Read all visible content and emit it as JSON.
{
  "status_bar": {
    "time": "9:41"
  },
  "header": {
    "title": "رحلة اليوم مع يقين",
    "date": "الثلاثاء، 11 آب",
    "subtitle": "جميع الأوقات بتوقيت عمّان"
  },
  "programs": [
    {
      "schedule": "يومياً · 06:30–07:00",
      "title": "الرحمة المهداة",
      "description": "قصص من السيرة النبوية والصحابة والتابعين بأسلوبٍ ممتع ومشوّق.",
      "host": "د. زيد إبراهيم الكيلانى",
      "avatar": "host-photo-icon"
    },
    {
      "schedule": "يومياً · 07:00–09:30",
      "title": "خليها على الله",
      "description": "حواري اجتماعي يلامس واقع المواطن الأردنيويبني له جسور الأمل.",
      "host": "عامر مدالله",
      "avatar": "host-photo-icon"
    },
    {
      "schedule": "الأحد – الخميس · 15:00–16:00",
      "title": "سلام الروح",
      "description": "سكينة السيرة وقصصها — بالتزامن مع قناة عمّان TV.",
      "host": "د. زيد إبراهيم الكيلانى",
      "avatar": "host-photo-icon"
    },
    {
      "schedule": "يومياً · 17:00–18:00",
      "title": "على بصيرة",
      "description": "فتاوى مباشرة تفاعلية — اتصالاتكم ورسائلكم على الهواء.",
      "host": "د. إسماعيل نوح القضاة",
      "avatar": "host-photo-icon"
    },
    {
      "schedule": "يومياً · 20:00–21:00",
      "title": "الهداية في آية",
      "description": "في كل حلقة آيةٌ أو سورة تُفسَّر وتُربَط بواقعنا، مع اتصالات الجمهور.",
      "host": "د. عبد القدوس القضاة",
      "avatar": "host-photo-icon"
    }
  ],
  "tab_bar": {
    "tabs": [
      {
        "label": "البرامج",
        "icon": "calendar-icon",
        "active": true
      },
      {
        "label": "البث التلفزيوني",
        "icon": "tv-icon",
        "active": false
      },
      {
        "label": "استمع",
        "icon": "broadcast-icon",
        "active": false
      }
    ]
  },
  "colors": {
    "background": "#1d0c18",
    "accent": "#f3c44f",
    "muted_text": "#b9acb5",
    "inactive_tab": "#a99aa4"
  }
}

+---+

## THE EXERCISE
Gather each line from the entries above that includes the word "القضاة".

## EXPECTED OUTPUT
      "host": "د. إسماعيل نوح القضاة",
      "host": "د. عبد القدوس القضاة",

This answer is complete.